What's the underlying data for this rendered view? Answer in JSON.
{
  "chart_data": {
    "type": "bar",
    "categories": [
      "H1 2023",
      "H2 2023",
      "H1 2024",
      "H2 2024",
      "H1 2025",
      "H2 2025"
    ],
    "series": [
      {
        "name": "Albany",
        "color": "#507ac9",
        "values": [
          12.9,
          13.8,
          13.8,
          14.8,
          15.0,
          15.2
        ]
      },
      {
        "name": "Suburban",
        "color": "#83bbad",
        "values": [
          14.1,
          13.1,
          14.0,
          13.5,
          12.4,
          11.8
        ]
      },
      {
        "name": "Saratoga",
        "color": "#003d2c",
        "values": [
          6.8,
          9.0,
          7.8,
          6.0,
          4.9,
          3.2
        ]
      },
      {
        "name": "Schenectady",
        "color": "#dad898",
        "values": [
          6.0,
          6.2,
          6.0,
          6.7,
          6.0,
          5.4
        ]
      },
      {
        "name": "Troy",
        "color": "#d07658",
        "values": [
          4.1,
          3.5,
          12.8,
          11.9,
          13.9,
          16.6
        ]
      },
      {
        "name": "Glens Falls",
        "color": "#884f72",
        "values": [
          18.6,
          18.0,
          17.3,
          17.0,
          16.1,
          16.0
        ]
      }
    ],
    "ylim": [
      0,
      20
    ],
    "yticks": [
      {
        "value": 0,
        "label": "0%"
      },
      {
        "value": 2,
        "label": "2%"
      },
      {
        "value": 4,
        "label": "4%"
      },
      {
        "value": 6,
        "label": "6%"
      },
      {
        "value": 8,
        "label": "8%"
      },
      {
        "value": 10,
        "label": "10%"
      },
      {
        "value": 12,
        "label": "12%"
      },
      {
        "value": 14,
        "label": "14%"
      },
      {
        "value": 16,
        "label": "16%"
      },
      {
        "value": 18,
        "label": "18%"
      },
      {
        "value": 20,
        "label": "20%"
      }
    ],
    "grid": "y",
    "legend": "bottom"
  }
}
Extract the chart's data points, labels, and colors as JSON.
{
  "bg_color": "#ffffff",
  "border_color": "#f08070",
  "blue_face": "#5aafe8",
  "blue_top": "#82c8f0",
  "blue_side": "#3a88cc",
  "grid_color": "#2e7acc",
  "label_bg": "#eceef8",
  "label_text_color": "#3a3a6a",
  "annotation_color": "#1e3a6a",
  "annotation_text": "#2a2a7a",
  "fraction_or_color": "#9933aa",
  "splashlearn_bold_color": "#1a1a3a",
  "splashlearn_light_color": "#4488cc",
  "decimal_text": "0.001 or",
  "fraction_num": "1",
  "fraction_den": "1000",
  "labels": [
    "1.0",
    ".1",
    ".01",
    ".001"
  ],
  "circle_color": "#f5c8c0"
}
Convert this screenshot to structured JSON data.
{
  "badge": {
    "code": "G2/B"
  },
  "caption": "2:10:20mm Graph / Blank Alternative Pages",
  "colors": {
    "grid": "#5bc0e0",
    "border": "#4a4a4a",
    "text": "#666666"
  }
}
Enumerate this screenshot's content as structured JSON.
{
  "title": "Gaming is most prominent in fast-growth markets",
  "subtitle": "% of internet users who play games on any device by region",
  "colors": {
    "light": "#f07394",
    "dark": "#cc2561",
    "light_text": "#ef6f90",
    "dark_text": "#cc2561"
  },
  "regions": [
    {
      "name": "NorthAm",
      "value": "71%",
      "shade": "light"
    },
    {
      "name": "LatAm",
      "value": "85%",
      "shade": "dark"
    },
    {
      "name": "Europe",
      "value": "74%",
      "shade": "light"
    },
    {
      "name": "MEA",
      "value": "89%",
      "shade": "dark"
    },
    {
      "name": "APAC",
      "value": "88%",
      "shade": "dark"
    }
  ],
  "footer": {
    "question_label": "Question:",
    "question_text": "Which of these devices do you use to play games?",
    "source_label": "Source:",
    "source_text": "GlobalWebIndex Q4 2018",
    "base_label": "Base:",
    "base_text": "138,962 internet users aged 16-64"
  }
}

* [Exercise objective] Reproduce the material precisely, including every line.

* [Exercise output]
What's the underlying data for this rendered view? Answer in JSON.
{
  "chart_data": {
    "type": "bar",
    "categories": [
      "H1 2023",
      "H2 2023",
      "H1 2024",
      "H2 2024",
      "H1 2025",
      "H2 2025"
    ],
    "series": [
      {
        "name": "Albany",
        "color": "#507ac9",
        "values": [
          12.9,
          13.8,
          13.8,
          14.8,
          15.0,
          15.2
        ]
      },
      {
        "name": "Suburban",
        "color": "#83bbad",
        "values": [
          14.1,
          13.1,
          14.0,
          13.5,
          12.4,
          11.8
        ]
      },
      {
        "name": "Saratoga",
        "color": "#003d2c",
        "values": [
          6.8,
          9.0,
          7.8,
          6.0,
          4.9,
          3.2
        ]
      },
      {
        "name": "Schenectady",
        "color": "#dad898",
        "values": [
          6.0,
          6.2,
          6.0,
          6.7,
          6.0,
          5.4
        ]
      },
      {
        "name": "Troy",
        "color": "#d07658",
        "values": [
          4.1,
          3.5,
          12.8,
          11.9,
          13.9,
          16.6
        ]
      },
      {
        "name": "Glens Falls",
        "color": "#884f72",
        "values": [
          18.6,
          18.0,
          17.3,
          17.0,
          16.1,
          16.0
        ]
      }
    ],
    "ylim": [
      0,
      20
    ],
    "yticks": [
      {
        "value": 0,
        "label": "0%"
      },
      {
        "value": 2,
        "label": "2%"
      },
      {
        "value": 4,
        "label": "4%"
      },
      {
        "value": 6,
        "label": "6%"
      },
      {
        "value": 8,
        "label": "8%"
      },
      {
        "value": 10,
        "label": "10%"
      },
      {
        "value": 12,
        "label": "12%"
      },
      {
        "value": 14,
        "label": "14%"
      },
      {
        "value": 16,
        "label": "16%"
      },
      {
        "value": 18,
        "label": "18%"
      },
      {
        "value": 20,
        "label": "20%"
      }
    ],
    "grid": "y",
    "legend": "bottom"
  }
}
Extract the chart's data points, labels, and colors as JSON.
{
  "bg_color": "#ffffff",
  "border_color": "#f08070",
  "blue_face": "#5aafe8",
  "blue_top": "#82c8f0",
  "blue_side": "#3a88cc",
  "grid_color": "#2e7acc",
  "label_bg": "#eceef8",
  "label_text_color": "#3a3a6a",
  "annotation_color": "#1e3a6a",
  "annotation_text": "#2a2a7a",
  "fraction_or_color": "#9933aa",
  "splashlearn_bold_color": "#1a1a3a",
  "splashlearn_light_color": "#4488cc",
  "decimal_text": "0.001 or",
  "fraction_num": "1",
  "fraction_den": "1000",
  "labels": [
    "1.0",
    ".1",
    ".01",
    ".001"
  ],
  "circle_color": "#f5c8c0"
}
Convert this screenshot to structured JSON data.
{
  "badge": {
    "code": "G2/B"
  },
  "caption": "2:10:20mm Graph / Blank Alternative Pages",
  "colors": {
    "grid": "#5bc0e0",
    "border": "#4a4a4a",
    "text": "#666666"
  }
}
Enumerate this screenshot's content as structured JSON.
{
  "title": "Gaming is most prominent in fast-growth markets",
  "subtitle": "% of internet users who play games on any device by region",
  "colors": {
    "light": "#f07394",
    "dark": "#cc2561",
    "light_text": "#ef6f90",
    "dark_text": "#cc2561"
  },
  "regions": [
    {
      "name": "NorthAm",
      "value": "71%",
      "shade": "light"
    },
    {
      "name": "LatAm",
      "value": "85%",
      "shade": "dark"
    },
    {
      "name": "Europe",
      "value": "74%",
      "shade": "light"
    },
    {
      "name": "MEA",
      "value": "89%",
      "shade": "dark"
    },
    {
      "name": "APAC",
      "value": "88%",
      "shade": "dark"
    }
  ],
  "footer": {
    "question_label": "Question:",
    "question_text": "Which of these devices do you use to play games?",
    "source_label": "Source:",
    "source_text": "GlobalWebIndex Q4 2018",
    "base_label": "Base:",
    "base_text": "138,962 internet users aged 16-64"
  }
}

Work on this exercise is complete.